**Yapmanız gereken**: Aşk ile sevgiyi karşılaştıran yazıyı son cümlesinden sonra sürdürün.

**Verilen metin**:
--*--

Hangisi daha önemli: Aşk mı sevgi mi?
Yüz yıllık soru: "Aşk mı sevgi mi?" Aklımıza düştüğünde ister istemez bir öncelik sıralaması yaparız. Aşk geçiciymiş, sevgi kalıcıymış, yok efendim aslonan sevgiymiş ama kalpleri titreten de aşkmış, alışmak sevmekten zor geliyormuş fakat aşk her şeyi affedermiş demeden önce, işin terminolojisine bakmak gerek...
Aşkın tanımı için "Aşırı sevgi ve bağlılık duygusu, sevgi, sevda, amor" der Türk Dil Kurumu. Demek ki aşk, içinde sevgiyi de barındıran bir his. Sevgi ise "İnsanı bir şeye veya bir kimseye karşı yakın ilgi ve bağlılık göstermeye yönelten duygu" olarak tanımlanıyor.
Peki hani aşk, sevgiden önceki ilk duraktı? Hani önce aşık olurduk da, zamanla severdik? "Aşk evliliği değil bizimki, karşılıklı sevgi ve anlayışa dayanır" küstahlıkları, "Seni seviyorum ama aşk arıyorum" bahaneleri yalan mıydı yani? Belki de aşkı sevgiyle çarpınca sonuç veren ama ismi bunlar kadar neon'larla süslü olmayan, bunların ötesinde bir duygu daha var.. Onu da Yunus Emre şöyle ifade edince akıllar iyice karıştı: "Gönlüm düştü bu sevdaya / Gel gör beni aşk neyledi".

--*--

**Veri kümesinden kesit**:
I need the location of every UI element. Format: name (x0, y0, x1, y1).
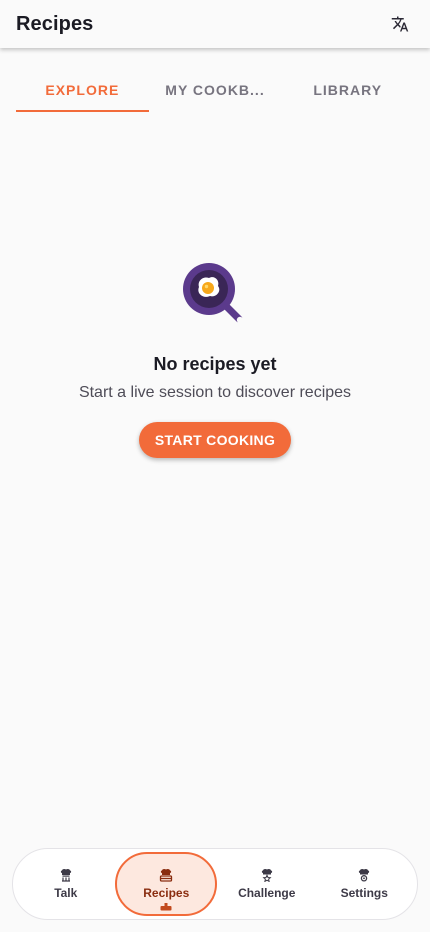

--*--

**Görev yanıtı**:
Yunus Emre'nin dile getirdiği 'sevda'yı, siz de benim gibi fasulyeden mi sandınız? O halde yanıldınız. Kelime anlamı "Güçlü sevgi, aşk, aşırı güçlü tutku, istek" olan, hayalini kurduğun her şeyin karşılığı, ancak tüm kötülüklerin de anası olan bu duygunun adı SEVDA imiş. Halbuki bunca anlamına rağmen ismi sönük bırakılsa da, neyse ki 'hisleri söze dönüştüren elleri öpülesiler' tarafından güzelce parlatılmış.
Mesela dertlere derman, hislere tercüman olan; kalplere ayna tutan, her nefes alışında ciğerine batan acını dindiren şarkı sözlerinin mucidi Aysel Gürel, şu sözleriyle bu durumu ilk fark edenlerden:
"Sevda, sevda, unut onu dinsin gönlünde fırtına / Sevda, sevda, değmez ona ağlamaya, hayat değer yaşamaya"...
Vefatından sonra ortaya çıkan son sözleri ise 'Sevdanın Son Vuruşu' üzerinedir.
80'lerin sonuna doğru iyice pekişen 'sevda', Cem Karaca'nın aşağıdaki dizelerinin de başkahramanı oldu:
"Sevda kuşun kanadında /
Ürkütürsen tutamazsın /
Ökse ile sapanla vurursun da saramazsın /
Hayat sırrının suyunu /
Çeşmelerden bulamazsın /
Ansızın bir deli çaydan içersin de kanamazsın."
Vizyondaki 'Müslüm' filmiyle hayatına gözyaşlarıyla tanıklık ettiğimiz Müslüm Gürses'in, aynı zamanlara denk gelen ve satış rekorları kıran 'Sevda Yüklü Kervanlar' isimli 45'lik plağı ise 300 bin adet satarak rekor kırdı.
İnsanoğlunun psikolojik tahammülünün sınandığı 90'lar sonrası ise, halin ahvaline uygun olarak, sevdanın delirten bir duygu olduğunun vurgulandığı veyahut halihazırda bu seviyede bulunanlara ithafen 'Ben hala deliyim, hala sevdalı', 'Delice bir sevda, delice bir tutku bu'lar kaleme alındı.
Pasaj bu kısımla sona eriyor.